Collect every line in the records below that contains the word "color".

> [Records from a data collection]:
......

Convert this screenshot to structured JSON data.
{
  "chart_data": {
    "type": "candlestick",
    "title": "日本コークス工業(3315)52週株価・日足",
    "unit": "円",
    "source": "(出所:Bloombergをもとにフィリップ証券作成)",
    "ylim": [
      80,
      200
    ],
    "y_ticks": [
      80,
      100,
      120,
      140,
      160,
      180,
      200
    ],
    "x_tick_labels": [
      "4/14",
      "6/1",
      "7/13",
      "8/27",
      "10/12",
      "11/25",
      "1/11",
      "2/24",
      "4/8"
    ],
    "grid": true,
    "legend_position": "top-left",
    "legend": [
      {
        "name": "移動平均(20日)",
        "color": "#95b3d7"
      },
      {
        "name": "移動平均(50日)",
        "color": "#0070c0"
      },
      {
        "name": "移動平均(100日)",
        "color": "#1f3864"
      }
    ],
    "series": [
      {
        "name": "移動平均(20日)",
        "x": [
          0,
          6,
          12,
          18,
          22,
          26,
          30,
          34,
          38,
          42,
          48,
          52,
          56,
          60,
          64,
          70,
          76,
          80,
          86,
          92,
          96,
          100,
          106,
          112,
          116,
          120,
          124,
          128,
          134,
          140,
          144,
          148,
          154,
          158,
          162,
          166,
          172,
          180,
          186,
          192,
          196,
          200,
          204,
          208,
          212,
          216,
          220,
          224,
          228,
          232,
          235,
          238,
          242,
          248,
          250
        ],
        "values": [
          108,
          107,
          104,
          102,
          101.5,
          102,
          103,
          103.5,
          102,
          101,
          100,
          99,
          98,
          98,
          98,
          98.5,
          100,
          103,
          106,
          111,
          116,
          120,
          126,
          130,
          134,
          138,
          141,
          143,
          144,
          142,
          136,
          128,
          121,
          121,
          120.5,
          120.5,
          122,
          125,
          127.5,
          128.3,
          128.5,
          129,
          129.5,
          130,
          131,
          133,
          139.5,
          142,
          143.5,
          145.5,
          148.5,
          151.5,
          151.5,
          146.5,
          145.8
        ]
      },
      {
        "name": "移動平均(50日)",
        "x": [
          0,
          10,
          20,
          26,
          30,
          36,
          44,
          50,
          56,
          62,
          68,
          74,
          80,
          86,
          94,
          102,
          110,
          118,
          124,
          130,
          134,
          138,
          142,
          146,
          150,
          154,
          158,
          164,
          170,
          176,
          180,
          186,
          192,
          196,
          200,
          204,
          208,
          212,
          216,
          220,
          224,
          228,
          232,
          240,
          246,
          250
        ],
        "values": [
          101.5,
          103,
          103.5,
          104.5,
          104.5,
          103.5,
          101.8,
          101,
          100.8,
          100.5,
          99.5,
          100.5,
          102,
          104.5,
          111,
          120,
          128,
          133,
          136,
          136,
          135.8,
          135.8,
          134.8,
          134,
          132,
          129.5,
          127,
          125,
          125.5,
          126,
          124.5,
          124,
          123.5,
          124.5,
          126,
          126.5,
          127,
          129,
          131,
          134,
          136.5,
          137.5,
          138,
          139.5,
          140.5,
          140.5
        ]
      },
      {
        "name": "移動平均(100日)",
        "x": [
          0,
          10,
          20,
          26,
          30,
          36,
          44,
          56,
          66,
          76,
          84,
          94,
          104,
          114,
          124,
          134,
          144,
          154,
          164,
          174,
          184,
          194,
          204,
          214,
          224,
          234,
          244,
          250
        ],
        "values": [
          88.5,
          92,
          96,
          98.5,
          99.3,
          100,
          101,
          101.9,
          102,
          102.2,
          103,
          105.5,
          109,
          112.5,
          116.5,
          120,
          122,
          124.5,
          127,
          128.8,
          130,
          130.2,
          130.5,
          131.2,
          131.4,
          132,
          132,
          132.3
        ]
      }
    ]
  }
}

......

> [Exercise response]:
        "color": "#95b3d7"
        "color": "#0070c0"
        "color": "#1f3864"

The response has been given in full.